═════ Information given ═════

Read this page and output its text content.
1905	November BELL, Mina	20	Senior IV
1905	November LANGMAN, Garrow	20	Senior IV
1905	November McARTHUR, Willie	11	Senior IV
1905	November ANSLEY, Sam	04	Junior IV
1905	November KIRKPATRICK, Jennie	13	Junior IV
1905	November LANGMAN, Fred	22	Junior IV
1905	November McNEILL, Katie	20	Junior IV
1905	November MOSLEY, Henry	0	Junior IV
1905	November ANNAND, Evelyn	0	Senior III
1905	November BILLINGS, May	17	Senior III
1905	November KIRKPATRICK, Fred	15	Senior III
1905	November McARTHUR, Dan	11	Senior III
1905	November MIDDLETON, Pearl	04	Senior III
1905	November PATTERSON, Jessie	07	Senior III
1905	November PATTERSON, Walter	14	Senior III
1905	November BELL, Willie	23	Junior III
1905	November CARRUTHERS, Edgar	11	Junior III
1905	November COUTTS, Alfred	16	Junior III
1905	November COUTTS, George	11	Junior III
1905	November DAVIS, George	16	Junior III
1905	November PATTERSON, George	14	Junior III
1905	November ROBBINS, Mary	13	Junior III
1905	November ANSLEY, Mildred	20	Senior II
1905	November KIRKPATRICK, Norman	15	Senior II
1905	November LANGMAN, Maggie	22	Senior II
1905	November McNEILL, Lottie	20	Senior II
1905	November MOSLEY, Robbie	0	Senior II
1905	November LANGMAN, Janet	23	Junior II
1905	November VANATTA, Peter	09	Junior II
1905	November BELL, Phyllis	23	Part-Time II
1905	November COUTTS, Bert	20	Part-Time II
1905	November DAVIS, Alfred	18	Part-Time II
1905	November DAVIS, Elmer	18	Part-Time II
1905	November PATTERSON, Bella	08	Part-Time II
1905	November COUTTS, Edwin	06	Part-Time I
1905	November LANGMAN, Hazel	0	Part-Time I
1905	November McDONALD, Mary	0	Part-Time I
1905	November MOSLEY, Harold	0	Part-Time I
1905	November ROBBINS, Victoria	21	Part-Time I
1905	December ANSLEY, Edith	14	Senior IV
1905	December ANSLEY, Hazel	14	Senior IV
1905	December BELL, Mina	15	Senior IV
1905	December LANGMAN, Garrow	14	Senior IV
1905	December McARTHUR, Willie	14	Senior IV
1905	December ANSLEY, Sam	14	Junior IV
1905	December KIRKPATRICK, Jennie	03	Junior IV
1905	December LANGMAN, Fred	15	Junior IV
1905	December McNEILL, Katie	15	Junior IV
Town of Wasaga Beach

═════

▸ **The task**
Say how many lines have the string "Mary" in them, offering no words beyond the number.

▸ **Exercise solution**
2